### Provided information ###
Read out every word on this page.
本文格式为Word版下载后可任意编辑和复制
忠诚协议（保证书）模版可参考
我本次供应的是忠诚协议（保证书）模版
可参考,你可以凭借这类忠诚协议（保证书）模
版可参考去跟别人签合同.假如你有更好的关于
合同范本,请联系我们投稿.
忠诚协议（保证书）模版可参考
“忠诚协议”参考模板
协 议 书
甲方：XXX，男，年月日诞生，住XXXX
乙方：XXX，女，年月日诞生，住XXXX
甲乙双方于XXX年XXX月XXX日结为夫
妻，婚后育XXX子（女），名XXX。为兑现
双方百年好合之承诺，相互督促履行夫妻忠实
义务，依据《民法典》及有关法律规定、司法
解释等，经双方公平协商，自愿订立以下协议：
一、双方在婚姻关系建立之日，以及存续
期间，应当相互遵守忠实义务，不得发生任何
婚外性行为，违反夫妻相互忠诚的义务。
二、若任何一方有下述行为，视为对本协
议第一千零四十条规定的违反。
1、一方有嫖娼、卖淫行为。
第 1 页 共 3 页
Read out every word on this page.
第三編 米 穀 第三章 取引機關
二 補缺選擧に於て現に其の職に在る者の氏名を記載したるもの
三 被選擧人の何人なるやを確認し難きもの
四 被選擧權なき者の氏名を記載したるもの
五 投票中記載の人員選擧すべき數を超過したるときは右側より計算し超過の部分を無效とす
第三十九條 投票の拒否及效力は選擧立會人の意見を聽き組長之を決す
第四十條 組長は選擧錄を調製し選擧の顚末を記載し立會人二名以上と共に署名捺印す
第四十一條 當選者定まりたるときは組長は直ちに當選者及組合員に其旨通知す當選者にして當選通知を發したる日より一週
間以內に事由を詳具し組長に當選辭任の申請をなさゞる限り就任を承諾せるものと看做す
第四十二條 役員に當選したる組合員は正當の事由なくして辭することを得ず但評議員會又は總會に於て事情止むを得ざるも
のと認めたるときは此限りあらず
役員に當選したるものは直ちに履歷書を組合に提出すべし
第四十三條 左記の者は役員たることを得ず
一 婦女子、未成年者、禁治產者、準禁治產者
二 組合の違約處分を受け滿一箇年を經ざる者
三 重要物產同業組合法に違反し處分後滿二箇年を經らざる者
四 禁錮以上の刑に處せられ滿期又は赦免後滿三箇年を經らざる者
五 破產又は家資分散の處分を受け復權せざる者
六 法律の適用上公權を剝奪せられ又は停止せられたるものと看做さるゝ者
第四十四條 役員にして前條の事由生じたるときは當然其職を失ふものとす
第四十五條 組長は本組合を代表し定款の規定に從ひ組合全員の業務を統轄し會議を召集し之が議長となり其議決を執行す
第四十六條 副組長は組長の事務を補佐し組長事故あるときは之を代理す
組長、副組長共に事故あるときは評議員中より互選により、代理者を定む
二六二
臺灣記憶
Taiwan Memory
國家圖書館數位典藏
###
## Stated problem
Transcribe every entry exactly, omitting nothing.

## Full response
Read out every word on this page.
本文格式为Word版下载后可任意编辑和复制
忠诚协议（保证书）模版可参考
我本次供应的是忠诚协议（保证书）模版
可参考,你可以凭借这类忠诚协议（保证书）模
版可参考去跟别人签合同.假如你有更好的关于
合同范本,请联系我们投稿.
忠诚协议（保证书）模版可参考
“忠诚协议”参考模板
协 议 书
甲方：XXX，男，年月日诞生，住XXXX
乙方：XXX，女，年月日诞生，住XXXX
甲乙双方于XXX年XXX月XXX日结为夫
妻，婚后育XXX子（女），名XXX。为兑现
双方百年好合之承诺，相互督促履行夫妻忠实
义务，依据《民法典》及有关法律规定、司法
解释等，经双方公平协商，自愿订立以下协议：
一、双方在婚姻关系建立之日，以及存续
期间，应当相互遵守忠实义务，不得发生任何
婚外性行为，违反夫妻相互忠诚的义务。
二、若任何一方有下述行为，视为对本协
议第一千零四十条规定的违反。
1、一方有嫖娼、卖淫行为。
第 1 页 共 3 页
Read out every word on this page.
第三編 米 穀 第三章 取引機關
二 補缺選擧に於て現に其の職に在る者の氏名を記載したるもの
三 被選擧人の何人なるやを確認し難きもの
四 被選擧權なき者の氏名を記載したるもの
五 投票中記載の人員選擧すべき數を超過したるときは右側より計算し超過の部分を無效とす
第三十九條 投票の拒否及效力は選擧立會人の意見を聽き組長之を決す
第四十條 組長は選擧錄を調製し選擧の顚末を記載し立會人二名以上と共に署名捺印す
第四十一條 當選者定まりたるときは組長は直ちに當選者及組合員に其旨通知す當選者にして當選通知を發したる日より一週
間以內に事由を詳具し組長に當選辭任の申請をなさゞる限り就任を承諾せるものと看做す
第四十二條 役員に當選したる組合員は正當の事由なくして辭することを得ず但評議員會又は總會に於て事情止むを得ざるも
のと認めたるときは此限りあらず
役員に當選したるものは直ちに履歷書を組合に提出すべし
第四十三條 左記の者は役員たることを得ず
一 婦女子、未成年者、禁治產者、準禁治產者
二 組合の違約處分を受け滿一箇年を經ざる者
三 重要物產同業組合法に違反し處分後滿二箇年を經らざる者
四 禁錮以上の刑に處せられ滿期又は赦免後滿三箇年を經らざる者
五 破產又は家資分散の處分を受け復權せざる者
六 法律の適用上公權を剝奪せられ又は停止せられたるものと看做さるゝ者
第四十四條 役員にして前條の事由生じたるときは當然其職を失ふものとす
第四十五條 組長は本組合を代表し定款の規定に從ひ組合全員の業務を統轄し會議を召集し之が議長となり其議決を執行す
第四十六條 副組長は組長の事務を補佐し組長事故あるときは之を代理す
組長、副組長共に事故あるときは評議員中より互選により、代理者を定む
二六二
臺灣記憶
Taiwan Memory
國家圖書館數位典藏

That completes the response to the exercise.